=== Recorded data ===
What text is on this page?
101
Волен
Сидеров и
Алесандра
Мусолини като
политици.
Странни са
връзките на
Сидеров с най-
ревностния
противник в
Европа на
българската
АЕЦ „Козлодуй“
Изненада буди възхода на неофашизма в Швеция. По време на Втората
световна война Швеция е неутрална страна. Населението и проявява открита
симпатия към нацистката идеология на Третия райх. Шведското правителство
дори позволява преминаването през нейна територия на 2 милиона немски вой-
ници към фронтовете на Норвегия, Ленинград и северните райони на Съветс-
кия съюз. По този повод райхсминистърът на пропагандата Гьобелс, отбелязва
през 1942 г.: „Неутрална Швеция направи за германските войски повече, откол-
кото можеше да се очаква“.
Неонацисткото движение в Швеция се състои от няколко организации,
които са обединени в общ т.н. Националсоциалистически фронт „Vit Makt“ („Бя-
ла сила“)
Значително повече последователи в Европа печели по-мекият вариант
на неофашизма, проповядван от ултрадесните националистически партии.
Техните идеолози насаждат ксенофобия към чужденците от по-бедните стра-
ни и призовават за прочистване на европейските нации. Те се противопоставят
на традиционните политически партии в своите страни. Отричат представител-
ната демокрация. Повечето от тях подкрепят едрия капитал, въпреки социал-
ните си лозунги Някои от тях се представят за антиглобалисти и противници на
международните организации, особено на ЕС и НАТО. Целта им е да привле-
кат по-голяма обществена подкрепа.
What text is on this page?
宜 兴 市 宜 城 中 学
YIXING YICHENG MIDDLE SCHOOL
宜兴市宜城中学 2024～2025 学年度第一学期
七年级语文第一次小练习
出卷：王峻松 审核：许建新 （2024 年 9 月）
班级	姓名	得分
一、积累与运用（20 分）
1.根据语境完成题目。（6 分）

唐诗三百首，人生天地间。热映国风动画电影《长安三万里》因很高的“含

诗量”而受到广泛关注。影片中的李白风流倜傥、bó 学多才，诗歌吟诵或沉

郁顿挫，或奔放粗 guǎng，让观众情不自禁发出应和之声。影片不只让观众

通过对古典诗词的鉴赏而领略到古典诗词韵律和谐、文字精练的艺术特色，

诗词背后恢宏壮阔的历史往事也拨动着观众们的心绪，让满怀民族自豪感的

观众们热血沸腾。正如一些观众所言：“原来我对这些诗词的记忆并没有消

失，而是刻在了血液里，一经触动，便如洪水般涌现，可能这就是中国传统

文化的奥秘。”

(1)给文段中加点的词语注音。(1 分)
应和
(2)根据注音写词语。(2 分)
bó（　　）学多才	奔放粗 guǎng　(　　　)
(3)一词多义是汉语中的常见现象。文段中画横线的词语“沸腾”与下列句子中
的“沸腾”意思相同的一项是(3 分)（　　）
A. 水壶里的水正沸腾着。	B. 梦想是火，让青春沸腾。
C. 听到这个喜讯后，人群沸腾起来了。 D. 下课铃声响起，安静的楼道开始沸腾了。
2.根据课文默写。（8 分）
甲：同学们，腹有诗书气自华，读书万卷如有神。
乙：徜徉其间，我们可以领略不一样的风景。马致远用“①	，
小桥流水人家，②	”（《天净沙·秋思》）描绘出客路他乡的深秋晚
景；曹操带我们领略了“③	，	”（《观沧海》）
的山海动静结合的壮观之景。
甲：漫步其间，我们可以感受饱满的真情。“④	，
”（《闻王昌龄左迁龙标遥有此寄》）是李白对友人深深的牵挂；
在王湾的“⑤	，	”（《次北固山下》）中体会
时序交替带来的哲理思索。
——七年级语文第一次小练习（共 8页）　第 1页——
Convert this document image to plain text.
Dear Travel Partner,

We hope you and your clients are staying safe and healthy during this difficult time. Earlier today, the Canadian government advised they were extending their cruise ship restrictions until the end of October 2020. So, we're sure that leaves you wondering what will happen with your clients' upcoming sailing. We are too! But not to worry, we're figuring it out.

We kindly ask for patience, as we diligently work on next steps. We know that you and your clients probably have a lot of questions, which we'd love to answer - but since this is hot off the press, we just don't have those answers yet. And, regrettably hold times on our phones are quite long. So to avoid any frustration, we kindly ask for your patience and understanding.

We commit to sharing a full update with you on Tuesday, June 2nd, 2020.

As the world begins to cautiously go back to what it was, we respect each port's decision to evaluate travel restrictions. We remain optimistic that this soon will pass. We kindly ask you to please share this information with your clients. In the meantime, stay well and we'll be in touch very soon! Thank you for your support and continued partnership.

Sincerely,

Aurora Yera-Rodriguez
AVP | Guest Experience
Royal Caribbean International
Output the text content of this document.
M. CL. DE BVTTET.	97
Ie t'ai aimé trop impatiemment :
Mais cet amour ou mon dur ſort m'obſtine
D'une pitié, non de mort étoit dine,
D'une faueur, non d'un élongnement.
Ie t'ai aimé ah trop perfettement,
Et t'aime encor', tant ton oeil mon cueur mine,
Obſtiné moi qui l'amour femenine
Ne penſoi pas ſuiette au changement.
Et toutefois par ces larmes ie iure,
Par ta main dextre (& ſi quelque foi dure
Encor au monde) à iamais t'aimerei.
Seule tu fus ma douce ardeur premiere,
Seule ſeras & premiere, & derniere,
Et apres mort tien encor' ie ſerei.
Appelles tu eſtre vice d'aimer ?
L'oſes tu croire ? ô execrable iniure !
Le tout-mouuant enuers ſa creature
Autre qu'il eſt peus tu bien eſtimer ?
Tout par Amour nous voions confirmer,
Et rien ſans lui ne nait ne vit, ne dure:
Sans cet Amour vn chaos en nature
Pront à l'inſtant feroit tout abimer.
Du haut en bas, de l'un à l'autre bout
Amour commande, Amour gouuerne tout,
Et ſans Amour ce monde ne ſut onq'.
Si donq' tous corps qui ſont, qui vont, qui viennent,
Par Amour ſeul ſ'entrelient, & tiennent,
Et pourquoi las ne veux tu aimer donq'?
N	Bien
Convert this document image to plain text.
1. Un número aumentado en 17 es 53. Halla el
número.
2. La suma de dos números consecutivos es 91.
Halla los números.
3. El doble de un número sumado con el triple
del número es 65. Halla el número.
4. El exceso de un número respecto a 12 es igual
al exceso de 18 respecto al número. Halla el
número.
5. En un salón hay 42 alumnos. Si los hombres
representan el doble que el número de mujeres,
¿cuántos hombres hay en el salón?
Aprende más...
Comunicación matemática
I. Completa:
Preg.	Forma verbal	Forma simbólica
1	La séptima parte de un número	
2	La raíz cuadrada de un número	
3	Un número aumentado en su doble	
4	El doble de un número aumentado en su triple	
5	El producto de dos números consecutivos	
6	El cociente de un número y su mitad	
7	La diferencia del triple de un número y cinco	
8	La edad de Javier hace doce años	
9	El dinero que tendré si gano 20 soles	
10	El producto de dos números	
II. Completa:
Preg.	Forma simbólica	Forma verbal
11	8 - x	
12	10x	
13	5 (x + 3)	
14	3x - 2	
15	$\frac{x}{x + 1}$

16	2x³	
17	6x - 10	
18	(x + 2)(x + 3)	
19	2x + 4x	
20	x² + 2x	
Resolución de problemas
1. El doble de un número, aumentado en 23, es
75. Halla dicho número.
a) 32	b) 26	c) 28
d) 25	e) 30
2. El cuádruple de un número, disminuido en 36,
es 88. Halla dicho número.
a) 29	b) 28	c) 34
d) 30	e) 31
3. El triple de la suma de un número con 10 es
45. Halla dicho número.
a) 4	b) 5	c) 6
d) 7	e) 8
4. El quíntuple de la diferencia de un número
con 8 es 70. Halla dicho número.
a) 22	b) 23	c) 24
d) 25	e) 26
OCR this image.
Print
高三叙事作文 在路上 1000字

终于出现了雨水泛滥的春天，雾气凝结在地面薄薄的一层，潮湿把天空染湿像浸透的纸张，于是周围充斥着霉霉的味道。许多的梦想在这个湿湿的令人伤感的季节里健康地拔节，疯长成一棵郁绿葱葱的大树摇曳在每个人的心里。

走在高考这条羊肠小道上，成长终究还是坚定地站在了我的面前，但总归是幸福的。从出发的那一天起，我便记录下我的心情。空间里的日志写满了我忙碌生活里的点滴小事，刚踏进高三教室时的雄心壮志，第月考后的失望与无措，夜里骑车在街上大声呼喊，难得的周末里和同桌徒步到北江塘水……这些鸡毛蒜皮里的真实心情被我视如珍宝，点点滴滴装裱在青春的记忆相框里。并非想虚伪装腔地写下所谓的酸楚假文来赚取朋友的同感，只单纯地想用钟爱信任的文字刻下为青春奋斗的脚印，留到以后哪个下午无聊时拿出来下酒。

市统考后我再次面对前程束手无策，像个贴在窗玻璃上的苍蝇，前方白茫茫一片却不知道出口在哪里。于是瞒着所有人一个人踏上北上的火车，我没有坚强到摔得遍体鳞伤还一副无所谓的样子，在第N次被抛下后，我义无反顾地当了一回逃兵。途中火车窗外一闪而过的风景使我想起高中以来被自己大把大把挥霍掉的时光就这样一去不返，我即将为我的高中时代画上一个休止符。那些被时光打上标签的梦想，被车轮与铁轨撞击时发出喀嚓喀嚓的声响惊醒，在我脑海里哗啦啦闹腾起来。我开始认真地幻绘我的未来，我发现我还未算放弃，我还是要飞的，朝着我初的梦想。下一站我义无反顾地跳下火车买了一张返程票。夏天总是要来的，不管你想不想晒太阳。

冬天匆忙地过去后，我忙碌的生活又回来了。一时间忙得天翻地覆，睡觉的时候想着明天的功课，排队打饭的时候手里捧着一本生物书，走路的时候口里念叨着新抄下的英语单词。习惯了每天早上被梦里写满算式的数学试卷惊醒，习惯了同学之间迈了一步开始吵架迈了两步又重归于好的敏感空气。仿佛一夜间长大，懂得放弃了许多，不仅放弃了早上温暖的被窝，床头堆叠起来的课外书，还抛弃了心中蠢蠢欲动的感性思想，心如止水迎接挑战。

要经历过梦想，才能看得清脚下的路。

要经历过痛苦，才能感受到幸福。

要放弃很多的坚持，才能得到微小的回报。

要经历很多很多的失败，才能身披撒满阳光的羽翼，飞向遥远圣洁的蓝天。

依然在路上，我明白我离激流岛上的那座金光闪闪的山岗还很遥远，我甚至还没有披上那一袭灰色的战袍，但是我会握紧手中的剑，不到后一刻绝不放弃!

=== Task description ===
Copy every line above that includes the string "Seule".

=== Task response ===
Seule tu fus ma douce ardeur premiere,
Seule ſeras & premiere, & derniere,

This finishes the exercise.